PROBLEM REQUIREMENTS:
Using the records provided below, locate and copy each line that contains the word "Waves".

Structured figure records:

---

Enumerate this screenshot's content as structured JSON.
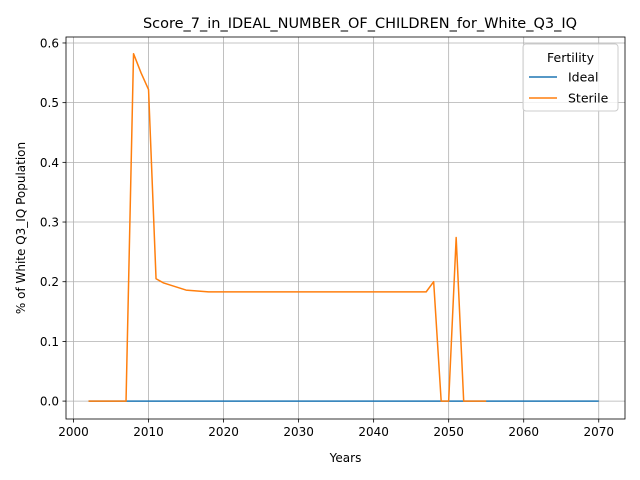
{
  "chart_data": {
    "type": "line",
    "title": "Score_7_in_IDEAL_NUMBER_OF_CHILDREN_for_White_Q3_IQ",
    "xlabel": "Years",
    "ylabel": "% of White Q3_IQ Population",
    "xlim": [
      1999,
      2073.5
    ],
    "ylim": [
      -0.03,
      0.61
    ],
    "xticks": [
      2000,
      2010,
      2020,
      2030,
      2040,
      2050,
      2060,
      2070
    ],
    "yticks": [
      0.0,
      0.1,
      0.2,
      0.3,
      0.4,
      0.5,
      0.6
    ],
    "xtick_labels": [
      "2000",
      "2010",
      "2020",
      "2030",
      "2040",
      "2050",
      "2060",
      "2070"
    ],
    "ytick_labels": [
      "0.0",
      "0.1",
      "0.2",
      "0.3",
      "0.4",
      "0.5",
      "0.6"
    ],
    "grid": true,
    "legend": {
      "title": "Fertility",
      "placement": "top-right"
    },
    "series": [
      {
        "name": "Ideal",
        "color": "#1f77b4",
        "x": [
          2002,
          2070
        ],
        "y": [
          0.0,
          0.0
        ]
      },
      {
        "name": "Sterile",
        "color": "#ff7f0e",
        "x": [
          2002,
          2007,
          2008,
          2009,
          2010,
          2011,
          2012,
          2015,
          2018,
          2020,
          2025,
          2030,
          2040,
          2047,
          2048,
          2049,
          2050,
          2051,
          2052,
          2055
        ],
        "y": [
          0.0,
          0.0,
          0.582,
          0.55,
          0.522,
          0.205,
          0.198,
          0.186,
          0.183,
          0.183,
          0.183,
          0.183,
          0.183,
          0.183,
          0.2,
          0.0,
          0.0,
          0.274,
          0.0,
          0.0
        ]
      }
    ]
  }
}
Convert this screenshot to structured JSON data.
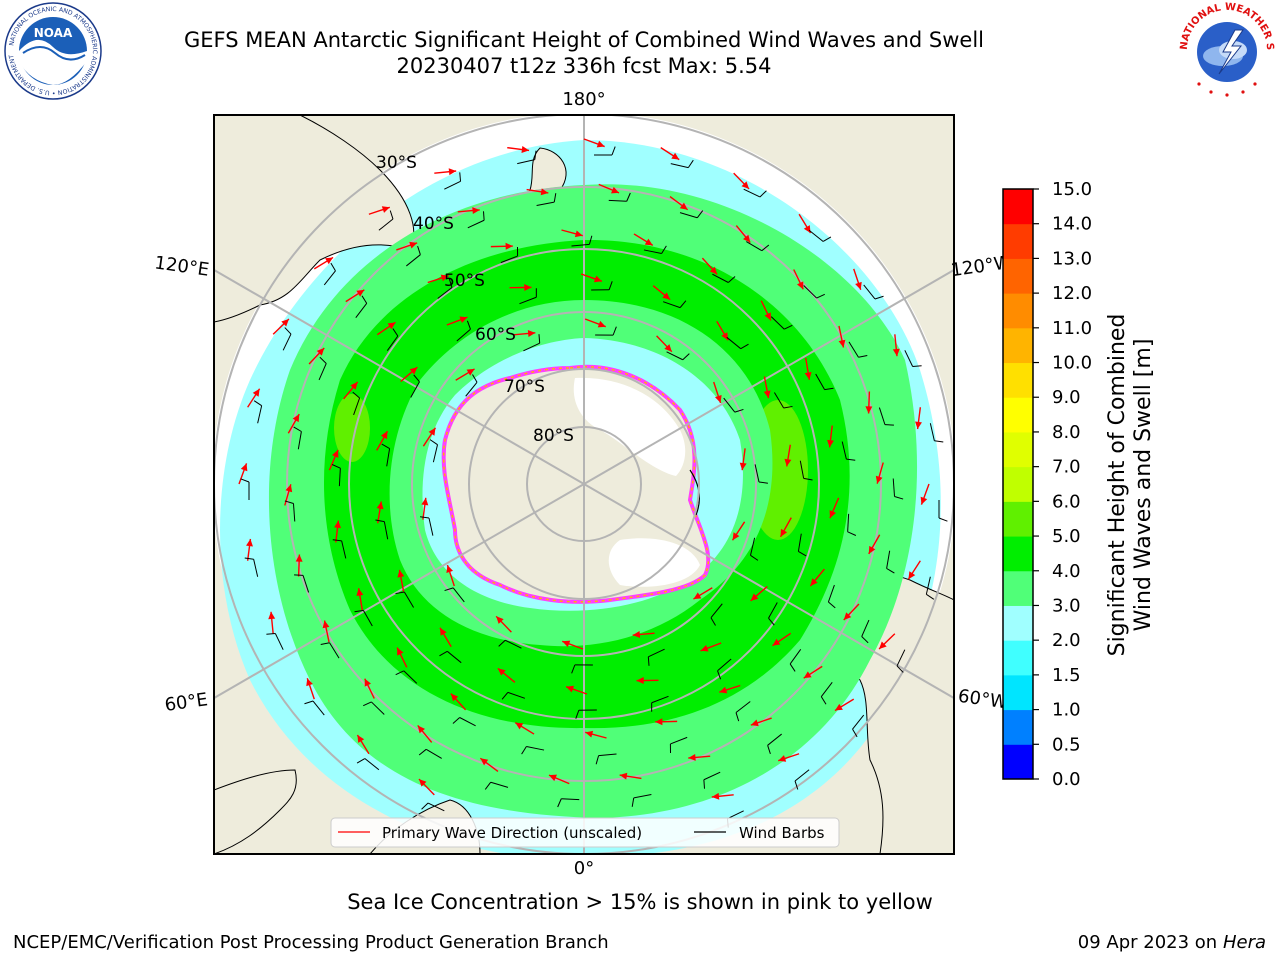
{
  "header": {
    "title": "GEFS MEAN Antarctic Significant Height of Combined Wind Waves and Swell",
    "subtitle": "20230407 t12z 336h fcst   Max: 5.54"
  },
  "logos": {
    "noaa_text": "NOAA",
    "noaa_ring": "NATIONAL OCEANIC AND ATMOSPHERIC ADMINISTRATION • U.S. DEPARTMENT OF COMMERCE",
    "nws_ring": "NATIONAL WEATHER SERVICE"
  },
  "map": {
    "projection": "south-polar-stereographic",
    "longitude_labels": {
      "top": "180°",
      "upper_left": "120°E",
      "upper_right": "120°W",
      "lower_left": "60°E",
      "lower_right": "60°W",
      "bottom": "0°"
    },
    "latitude_labels": [
      "30°S",
      "40°S",
      "50°S",
      "60°S",
      "70°S",
      "80°S"
    ],
    "legend": {
      "wave_direction": "Primary Wave Direction (unscaled)",
      "wind_barbs": "Wind Barbs"
    },
    "colors": {
      "land": "#eeecdc",
      "ice": "#ffffff",
      "arrow": "#ff0000",
      "barb": "#000000",
      "grid": "#b4b4b4"
    }
  },
  "colorbar": {
    "label_line1": "Significant Height of Combined",
    "label_line2": "Wind Waves and Swell [m]",
    "ticks": [
      "0.0",
      "0.5",
      "1.0",
      "1.5",
      "2.0",
      "3.0",
      "4.0",
      "5.0",
      "6.0",
      "7.0",
      "8.0",
      "9.0",
      "10.0",
      "11.0",
      "12.0",
      "13.0",
      "14.0",
      "15.0"
    ],
    "colors": [
      "#0000ff",
      "#0080ff",
      "#00e5ff",
      "#40ffff",
      "#a0ffff",
      "#50ff78",
      "#00ee00",
      "#60f000",
      "#c0ff00",
      "#e0ff00",
      "#ffff00",
      "#ffe000",
      "#ffb400",
      "#ff8c00",
      "#ff6400",
      "#ff3c00",
      "#ff0000"
    ]
  },
  "notes": {
    "sea_ice": "Sea Ice Concentration > 15% is shown in pink to yellow"
  },
  "footer": {
    "left": "NCEP/EMC/Verification Post Processing Product Generation Branch",
    "right_prefix": "09 Apr 2023 on ",
    "right_machine": "Hera"
  }
}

---

THE REPLY:
    "title": "GEFS MEAN Antarctic Significant Height of Combined Wind Waves and Swell",
    "label_line2": "Wind Waves and Swell [m]",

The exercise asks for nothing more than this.